▶ **DATA ROWS**:
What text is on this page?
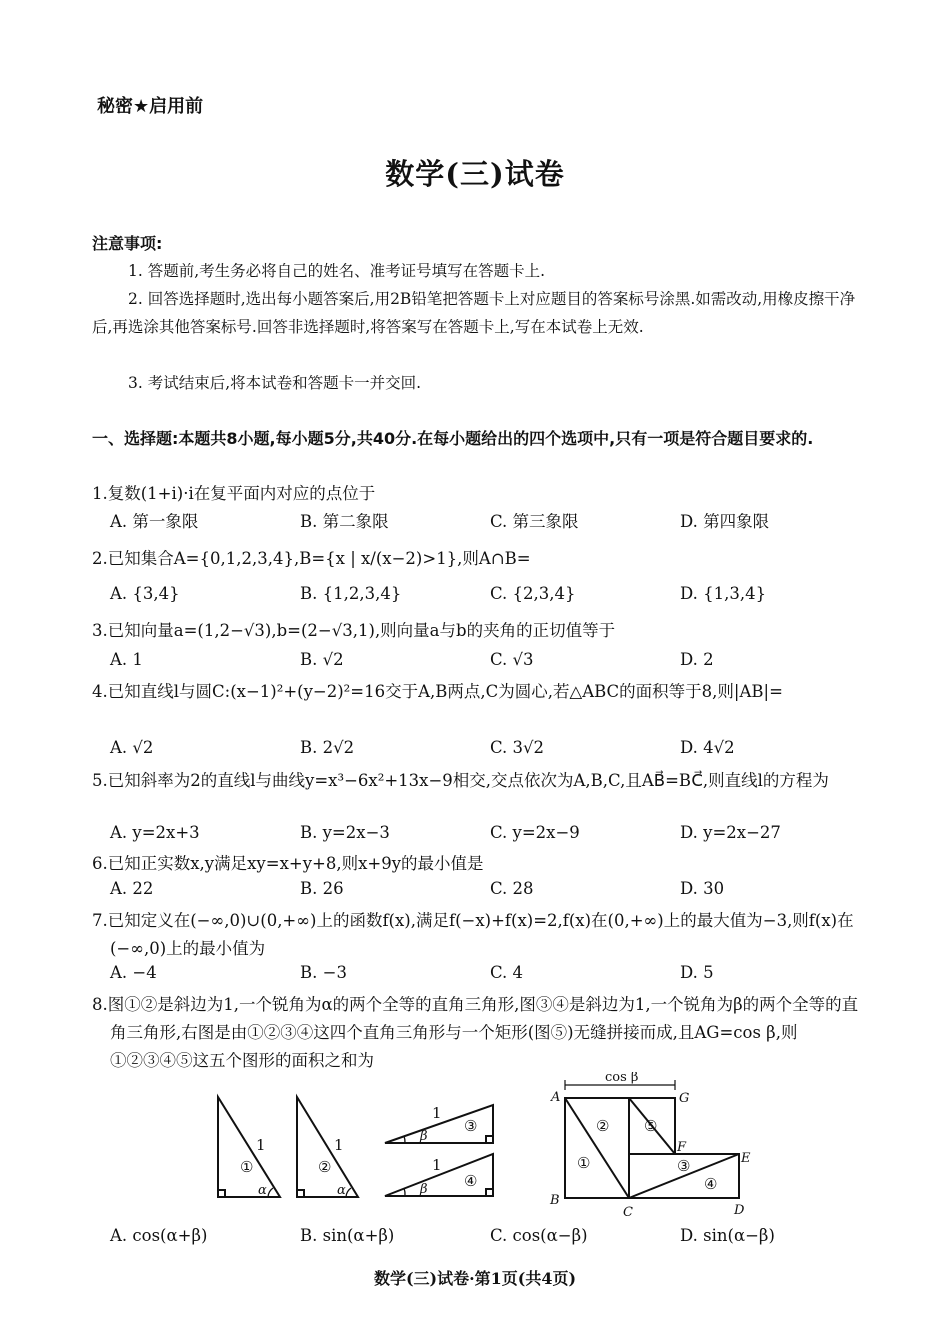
秘密★启用前
数学(三)试卷
注意事项:
1. 答题前,考生务必将自己的姓名、准考证号填写在答题卡上.
2. 回答选择题时,选出每小题答案后,用2B铅笔把答题卡上对应题目的答案标号涂黑.如需改动,用橡皮擦干净后,再选涂其他答案标号.回答非选择题时,将答案写在答题卡上,写在本试卷上无效.
3. 考试结束后,将本试卷和答题卡一并交回.
一、选择题:本题共8小题,每小题5分,共40分.在每小题给出的四个选项中,只有一项是符合题目要求的.
1.复数(1+i)·i在复平面内对应的点位于
A. 第一象限	B. 第二象限	C. 第三象限	D. 第四象限
2.已知集合A={0,1,2,3,4},B={x | x/(x−2)>1},则A∩B=
A. {3,4}	B. {1,2,3,4}	C. {2,3,4}	D. {1,3,4}
3.已知向量a=(1,2−√3),b=(2−√3,1),则向量a与b的夹角的正切值等于
A. 1	B. √2	C. √3	D. 2
4.已知直线l与圆C:(x−1)²+(y−2)²=16交于A,B两点,C为圆心,若△ABC的面积等于8,则|AB|=
A. √2	B. 2√2	C. 3√2	D. 4√2
5.已知斜率为2的直线l与曲线y=x³−6x²+13x−9相交,交点依次为A,B,C,且AB⃗=BC⃗,则直线l的方程为
A. y=2x+3	B. y=2x−3	C. y=2x−9	D. y=2x−27
6.已知正实数x,y满足xy=x+y+8,则x+9y的最小值是
A. 22	B. 26	C. 28	D. 30
7.已知定义在(−∞,0)∪(0,+∞)上的函数f(x),满足f(−x)+f(x)=2,f(x)在(0,+∞)上的最大值为−3,则f(x)在(−∞,0)上的最小值为
A. −4	B. −3	C. 4	D. 5
8.图①②是斜边为1,一个锐角为α的两个全等的直角三角形,图③④是斜边为1,一个锐角为β的两个全等的直角三角形,右图是由①②③④这四个直角三角形与一个矩形(图⑤)无缝拼接而成,且AG=cos β,则①②③④⑤这五个图形的面积之和为
①
1
α
②
1
α
1
β
③
1
β ④
cos β
A
B
C	D
E
F
G
②
①
⑤
③
④
A. cos(α+β)	B. sin(α+β)	C. cos(α−β)	D. sin(α−β)
数学(三)试卷·第1页(共4页)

▶ **PROBLEM STATEMENT**:
Every line above should be repeated exactly; pictures stay out of the copy.

▶ **RESPONSE**:
What text is on this page?
秘密★启用前
数学(三)试卷
注意事项:
1. 答题前,考生务必将自己的姓名、准考证号填写在答题卡上.
2. 回答选择题时,选出每小题答案后,用2B铅笔把答题卡上对应题目的答案标号涂黑.如需改动,用橡皮擦干净后,再选涂其他答案标号.回答非选择题时,将答案写在答题卡上,写在本试卷上无效.
3. 考试结束后,将本试卷和答题卡一并交回.
一、选择题:本题共8小题,每小题5分,共40分.在每小题给出的四个选项中,只有一项是符合题目要求的.
1.复数(1+i)·i在复平面内对应的点位于
A. 第一象限	B. 第二象限	C. 第三象限	D. 第四象限
2.已知集合A={0,1,2,3,4},B={x | x/(x−2)>1},则A∩B=
A. {3,4}	B. {1,2,3,4}	C. {2,3,4}	D. {1,3,4}
3.已知向量a=(1,2−√3),b=(2−√3,1),则向量a与b的夹角的正切值等于
A. 1	B. √2	C. √3	D. 2
4.已知直线l与圆C:(x−1)²+(y−2)²=16交于A,B两点,C为圆心,若△ABC的面积等于8,则|AB|=
A. √2	B. 2√2	C. 3√2	D. 4√2
5.已知斜率为2的直线l与曲线y=x³−6x²+13x−9相交,交点依次为A,B,C,且AB⃗=BC⃗,则直线l的方程为
A. y=2x+3	B. y=2x−3	C. y=2x−9	D. y=2x−27
6.已知正实数x,y满足xy=x+y+8,则x+9y的最小值是
A. 22	B. 26	C. 28	D. 30
7.已知定义在(−∞,0)∪(0,+∞)上的函数f(x),满足f(−x)+f(x)=2,f(x)在(0,+∞)上的最大值为−3,则f(x)在(−∞,0)上的最小值为
A. −4	B. −3	C. 4	D. 5
8.图①②是斜边为1,一个锐角为α的两个全等的直角三角形,图③④是斜边为1,一个锐角为β的两个全等的直角三角形,右图是由①②③④这四个直角三角形与一个矩形(图⑤)无缝拼接而成,且AG=cos β,则①②③④⑤这五个图形的面积之和为
①
1
α
②
1
α
1
β
③
1
β ④
cos β
A
B
C	D
E
F
G
②
①
⑤
③
④
A. cos(α+β)	B. sin(α+β)	C. cos(α−β)	D. sin(α−β)
数学(三)试卷·第1页(共4页)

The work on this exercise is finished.